Data records →
┌────────

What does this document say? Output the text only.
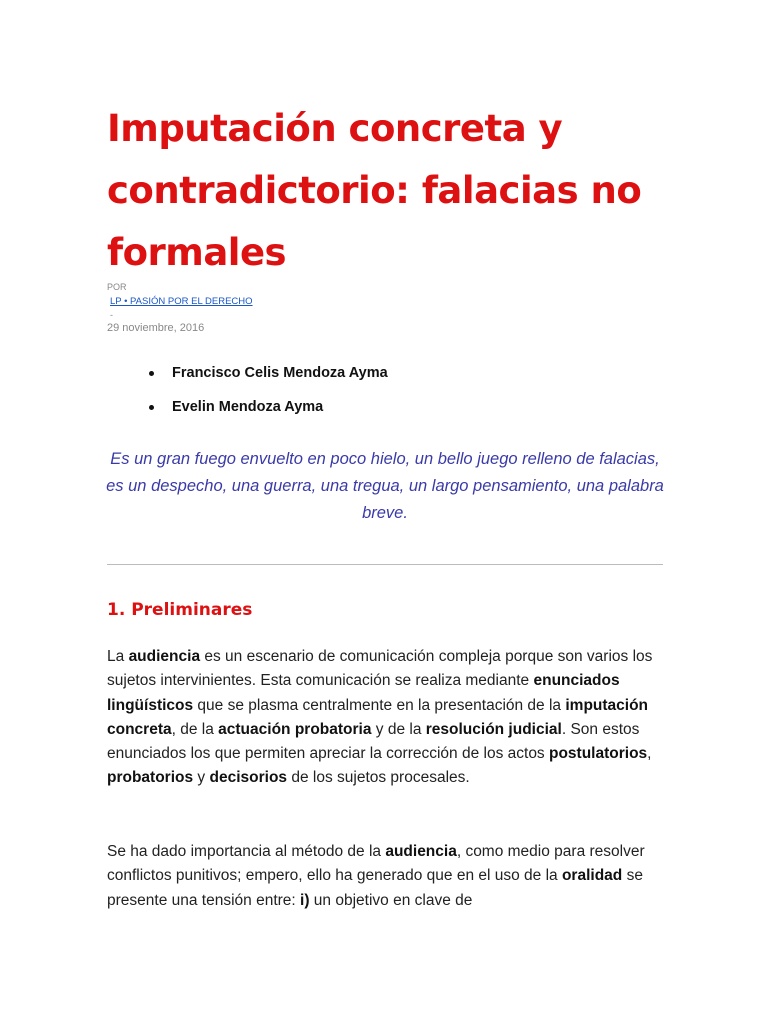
Imputación concreta y contradictorio: falacias no formales
POR
LP • PASIÓN POR EL DERECHO
-
29 noviembre, 2016
Francisco Celis Mendoza Ayma
Evelin Mendoza Ayma

Es un gran fuego envuelto en poco hielo, un bello juego relleno de falacias, es un despecho, una guerra, una tregua, un largo pensamiento, una palabra breve.

1. Preliminares

La audiencia es un escenario de comunicación compleja porque son varios los sujetos intervinientes. Esta comunicación se realiza mediante enunciados lingüísticos que se plasma centralmente en la presentación de la imputación concreta, de la actuación probatoria y de la resolución judicial. Son estos enunciados los que permiten apreciar la corrección de los actos postulatorios, probatorios y decisorios de los sujetos procesales.

Se ha dado importancia al método de la audiencia, como medio para resolver conflictos punitivos; empero, ello ha generado que en el uso de la oralidad se presente una tensión entre: i) un objetivo en clave de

└────────

What to work on → Pictures are excluded; output everything else in the data verbatim.

Solution to this exercise →
What does this document say? Output the text only.
Imputación concreta y contradictorio: falacias no formales
POR
LP • PASIÓN POR EL DERECHO
-
29 noviembre, 2016
Francisco Celis Mendoza Ayma
Evelin Mendoza Ayma

Es un gran fuego envuelto en poco hielo, un bello juego relleno de falacias, es un despecho, una guerra, una tregua, un largo pensamiento, una palabra breve.

1. Preliminares

La audiencia es un escenario de comunicación compleja porque son varios los sujetos intervinientes. Esta comunicación se realiza mediante enunciados lingüísticos que se plasma centralmente en la presentación de la imputación concreta, de la actuación probatoria y de la resolución judicial. Son estos enunciados los que permiten apreciar la corrección de los actos postulatorios, probatorios y decisorios de los sujetos procesales.

Se ha dado importancia al método de la audiencia, como medio para resolver conflictos punitivos; empero, ello ha generado que en el uso de la oralidad se presente una tensión entre: i) un objetivo en clave de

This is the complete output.